## BEGIN Input records
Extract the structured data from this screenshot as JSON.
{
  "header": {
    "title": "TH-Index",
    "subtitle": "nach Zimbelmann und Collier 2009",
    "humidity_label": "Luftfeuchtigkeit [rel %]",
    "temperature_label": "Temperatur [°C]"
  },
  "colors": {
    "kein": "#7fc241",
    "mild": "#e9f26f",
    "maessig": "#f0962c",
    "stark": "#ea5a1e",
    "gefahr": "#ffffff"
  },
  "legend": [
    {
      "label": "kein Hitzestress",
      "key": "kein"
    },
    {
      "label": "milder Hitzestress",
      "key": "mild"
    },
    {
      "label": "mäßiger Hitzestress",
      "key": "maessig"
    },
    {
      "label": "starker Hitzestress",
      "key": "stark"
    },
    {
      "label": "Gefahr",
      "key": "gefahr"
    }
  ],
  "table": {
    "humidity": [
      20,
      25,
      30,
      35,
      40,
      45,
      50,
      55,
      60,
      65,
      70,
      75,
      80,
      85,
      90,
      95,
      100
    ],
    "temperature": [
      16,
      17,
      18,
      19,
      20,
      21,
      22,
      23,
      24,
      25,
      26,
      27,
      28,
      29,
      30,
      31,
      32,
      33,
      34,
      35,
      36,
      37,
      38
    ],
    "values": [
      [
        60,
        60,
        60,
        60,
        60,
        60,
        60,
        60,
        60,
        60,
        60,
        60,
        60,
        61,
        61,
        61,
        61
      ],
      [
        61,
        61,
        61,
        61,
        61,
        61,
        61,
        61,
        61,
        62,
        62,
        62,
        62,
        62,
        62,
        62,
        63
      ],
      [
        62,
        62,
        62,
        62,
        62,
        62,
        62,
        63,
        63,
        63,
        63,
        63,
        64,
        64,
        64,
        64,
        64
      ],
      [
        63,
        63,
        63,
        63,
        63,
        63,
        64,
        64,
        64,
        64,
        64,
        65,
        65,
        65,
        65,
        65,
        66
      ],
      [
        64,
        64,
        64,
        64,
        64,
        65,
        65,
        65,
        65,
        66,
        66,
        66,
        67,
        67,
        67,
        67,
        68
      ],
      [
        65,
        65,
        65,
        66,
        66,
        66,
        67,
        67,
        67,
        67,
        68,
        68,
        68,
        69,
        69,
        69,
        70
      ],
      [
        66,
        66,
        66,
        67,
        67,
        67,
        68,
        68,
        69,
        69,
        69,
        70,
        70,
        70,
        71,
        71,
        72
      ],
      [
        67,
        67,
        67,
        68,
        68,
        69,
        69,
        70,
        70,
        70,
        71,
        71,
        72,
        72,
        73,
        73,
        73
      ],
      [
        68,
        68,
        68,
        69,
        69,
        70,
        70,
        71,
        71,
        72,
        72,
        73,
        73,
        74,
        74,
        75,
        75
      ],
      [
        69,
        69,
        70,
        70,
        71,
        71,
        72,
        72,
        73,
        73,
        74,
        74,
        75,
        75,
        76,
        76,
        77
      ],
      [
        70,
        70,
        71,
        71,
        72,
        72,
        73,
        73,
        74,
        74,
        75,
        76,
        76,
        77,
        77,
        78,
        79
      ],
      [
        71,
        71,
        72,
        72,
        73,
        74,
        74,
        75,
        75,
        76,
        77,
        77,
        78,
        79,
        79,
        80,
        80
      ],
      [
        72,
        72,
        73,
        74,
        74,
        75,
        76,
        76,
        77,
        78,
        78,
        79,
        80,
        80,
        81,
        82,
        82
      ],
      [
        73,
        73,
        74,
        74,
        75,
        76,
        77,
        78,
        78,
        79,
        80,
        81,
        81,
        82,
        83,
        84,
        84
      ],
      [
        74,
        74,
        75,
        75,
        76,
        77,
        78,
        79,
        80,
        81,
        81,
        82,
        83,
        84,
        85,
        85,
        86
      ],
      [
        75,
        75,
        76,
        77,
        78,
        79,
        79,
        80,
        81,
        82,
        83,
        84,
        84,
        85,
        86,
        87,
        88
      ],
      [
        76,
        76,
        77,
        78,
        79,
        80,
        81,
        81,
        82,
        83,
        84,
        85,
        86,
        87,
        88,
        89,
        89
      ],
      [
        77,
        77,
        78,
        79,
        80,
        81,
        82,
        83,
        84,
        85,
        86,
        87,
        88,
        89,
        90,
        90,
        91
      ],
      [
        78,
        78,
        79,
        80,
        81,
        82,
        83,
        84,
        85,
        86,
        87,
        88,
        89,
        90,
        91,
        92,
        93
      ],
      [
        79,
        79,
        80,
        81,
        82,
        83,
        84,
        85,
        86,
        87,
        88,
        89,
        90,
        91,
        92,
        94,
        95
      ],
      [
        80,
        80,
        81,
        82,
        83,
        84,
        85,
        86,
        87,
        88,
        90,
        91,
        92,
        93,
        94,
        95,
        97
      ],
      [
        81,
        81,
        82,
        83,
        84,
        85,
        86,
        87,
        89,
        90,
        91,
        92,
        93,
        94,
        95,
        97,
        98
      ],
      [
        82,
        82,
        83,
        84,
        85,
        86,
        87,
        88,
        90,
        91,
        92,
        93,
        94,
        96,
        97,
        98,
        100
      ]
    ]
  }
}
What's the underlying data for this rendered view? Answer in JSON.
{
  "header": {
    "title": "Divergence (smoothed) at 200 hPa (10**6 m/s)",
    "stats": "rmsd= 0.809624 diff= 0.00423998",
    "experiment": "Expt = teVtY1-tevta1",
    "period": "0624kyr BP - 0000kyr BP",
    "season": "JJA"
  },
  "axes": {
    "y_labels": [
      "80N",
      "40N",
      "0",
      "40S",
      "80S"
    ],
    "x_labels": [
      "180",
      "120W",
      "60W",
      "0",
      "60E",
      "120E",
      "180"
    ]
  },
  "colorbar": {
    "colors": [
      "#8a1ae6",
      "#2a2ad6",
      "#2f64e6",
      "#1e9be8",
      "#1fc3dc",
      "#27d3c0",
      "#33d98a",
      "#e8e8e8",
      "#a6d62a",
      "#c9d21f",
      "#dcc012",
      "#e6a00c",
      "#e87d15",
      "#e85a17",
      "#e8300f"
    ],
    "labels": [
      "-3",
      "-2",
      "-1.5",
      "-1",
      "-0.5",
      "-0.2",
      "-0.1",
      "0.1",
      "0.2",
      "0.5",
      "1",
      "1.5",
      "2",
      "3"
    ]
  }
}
## END Input records
# Written instruction:
Retype all of the entries precisely as they are.

# Result for this task:
Extract the structured data from this screenshot as JSON.
{
  "header": {
    "title": "TH-Index",
    "subtitle": "nach Zimbelmann und Collier 2009",
    "humidity_label": "Luftfeuchtigkeit [rel %]",
    "temperature_label": "Temperatur [°C]"
  },
  "colors": {
    "kein": "#7fc241",
    "mild": "#e9f26f",
    "maessig": "#f0962c",
    "stark": "#ea5a1e",
    "gefahr": "#ffffff"
  },
  "legend": [
    {
      "label": "kein Hitzestress",
      "key": "kein"
    },
    {
      "label": "milder Hitzestress",
      "key": "mild"
    },
    {
      "label": "mäßiger Hitzestress",
      "key": "maessig"
    },
    {
      "label": "starker Hitzestress",
      "key": "stark"
    },
    {
      "label": "Gefahr",
      "key": "gefahr"
    }
  ],
  "table": {
    "humidity": [
      20,
      25,
      30,
      35,
      40,
      45,
      50,
      55,
      60,
      65,
      70,
      75,
      80,
      85,
      90,
      95,
      100
    ],
    "temperature": [
      16,
      17,
      18,
      19,
      20,
      21,
      22,
      23,
      24,
      25,
      26,
      27,
      28,
      29,
      30,
      31,
      32,
      33,
      34,
      35,
      36,
      37,
      38
    ],
    "values": [
      [
        60,
        60,
        60,
        60,
        60,
        60,
        60,
        60,
        60,
        60,
        60,
        60,
        60,
        61,
        61,
        61,
        61
      ],
      [
        61,
        61,
        61,
        61,
        61,
        61,
        61,
        61,
        61,
        62,
        62,
        62,
        62,
        62,
        62,
        62,
        63
      ],
      [
        62,
        62,
        62,
        62,
        62,
        62,
        62,
        63,
        63,
        63,
        63,
        63,
        64,
        64,
        64,
        64,
        64
      ],
      [
        63,
        63,
        63,
        63,
        63,
        63,
        64,
        64,
        64,
        64,
        64,
        65,
        65,
        65,
        65,
        65,
        66
      ],
      [
        64,
        64,
        64,
        64,
        64,
        65,
        65,
        65,
        65,
        66,
        66,
        66,
        67,
        67,
        67,
        67,
        68
      ],
      [
        65,
        65,
        65,
        66,
        66,
        66,
        67,
        67,
        67,
        67,
        68,
        68,
        68,
        69,
        69,
        69,
        70
      ],
      [
        66,
        66,
        66,
        67,
        67,
        67,
        68,
        68,
        69,
        69,
        69,
        70,
        70,
        70,
        71,
        71,
        72
      ],
      [
        67,
        67,
        67,
        68,
        68,
        69,
        69,
        70,
        70,
        70,
        71,
        71,
        72,
        72,
        73,
        73,
        73
      ],
      [
        68,
        68,
        68,
        69,
        69,
        70,
        70,
        71,
        71,
        72,
        72,
        73,
        73,
        74,
        74,
        75,
        75
      ],
      [
        69,
        69,
        70,
        70,
        71,
        71,
        72,
        72,
        73,
        73,
        74,
        74,
        75,
        75,
        76,
        76,
        77
      ],
      [
        70,
        70,
        71,
        71,
        72,
        72,
        73,
        73,
        74,
        74,
        75,
        76,
        76,
        77,
        77,
        78,
        79
      ],
      [
        71,
        71,
        72,
        72,
        73,
        74,
        74,
        75,
        75,
        76,
        77,
        77,
        78,
        79,
        79,
        80,
        80
      ],
      [
        72,
        72,
        73,
        74,
        74,
        75,
        76,
        76,
        77,
        78,
        78,
        79,
        80,
        80,
        81,
        82,
        82
      ],
      [
        73,
        73,
        74,
        74,
        75,
        76,
        77,
        78,
        78,
        79,
        80,
        81,
        81,
        82,
        83,
        84,
        84
      ],
      [
        74,
        74,
        75,
        75,
        76,
        77,
        78,
        79,
        80,
        81,
        81,
        82,
        83,
        84,
        85,
        85,
        86
      ],
      [
        75,
        75,
        76,
        77,
        78,
        79,
        79,
        80,
        81,
        82,
        83,
        84,
        84,
        85,
        86,
        87,
        88
      ],
      [
        76,
        76,
        77,
        78,
        79,
        80,
        81,
        81,
        82,
        83,
        84,
        85,
        86,
        87,
        88,
        89,
        89
      ],
      [
        77,
        77,
        78,
        79,
        80,
        81,
        82,
        83,
        84,
        85,
        86,
        87,
        88,
        89,
        90,
        90,
        91
      ],
      [
        78,
        78,
        79,
        80,
        81,
        82,
        83,
        84,
        85,
        86,
        87,
        88,
        89,
        90,
        91,
        92,
        93
      ],
      [
        79,
        79,
        80,
        81,
        82,
        83,
        84,
        85,
        86,
        87,
        88,
        89,
        90,
        91,
        92,
        94,
        95
      ],
      [
        80,
        80,
        81,
        82,
        83,
        84,
        85,
        86,
        87,
        88,
        90,
        91,
        92,
        93,
        94,
        95,
        97
      ],
      [
        81,
        81,
        82,
        83,
        84,
        85,
        86,
        87,
        89,
        90,
        91,
        92,
        93,
        94,
        95,
        97,
        98
      ],
      [
        82,
        82,
        83,
        84,
        85,
        86,
        87,
        88,
        90,
        91,
        92,
        93,
        94,
        96,
        97,
        98,
        100
      ]
    ]
  }
}
What's the underlying data for this rendered view? Answer in JSON.
{
  "header": {
    "title": "Divergence (smoothed) at 200 hPa (10**6 m/s)",
    "stats": "rmsd= 0.809624 diff= 0.00423998",
    "experiment": "Expt = teVtY1-tevta1",
    "period": "0624kyr BP - 0000kyr BP",
    "season": "JJA"
  },
  "axes": {
    "y_labels": [
      "80N",
      "40N",
      "0",
      "40S",
      "80S"
    ],
    "x_labels": [
      "180",
      "120W",
      "60W",
      "0",
      "60E",
      "120E",
      "180"
    ]
  },
  "colorbar": {
    "colors": [
      "#8a1ae6",
      "#2a2ad6",
      "#2f64e6",
      "#1e9be8",
      "#1fc3dc",
      "#27d3c0",
      "#33d98a",
      "#e8e8e8",
      "#a6d62a",
      "#c9d21f",
      "#dcc012",
      "#e6a00c",
      "#e87d15",
      "#e85a17",
      "#e8300f"
    ],
    "labels": [
      "-3",
      "-2",
      "-1.5",
      "-1",
      "-0.5",
      "-0.2",
      "-0.1",
      "0.1",
      "0.2",
      "0.5",
      "1",
      "1.5",
      "2",
      "3"
    ]
  }
}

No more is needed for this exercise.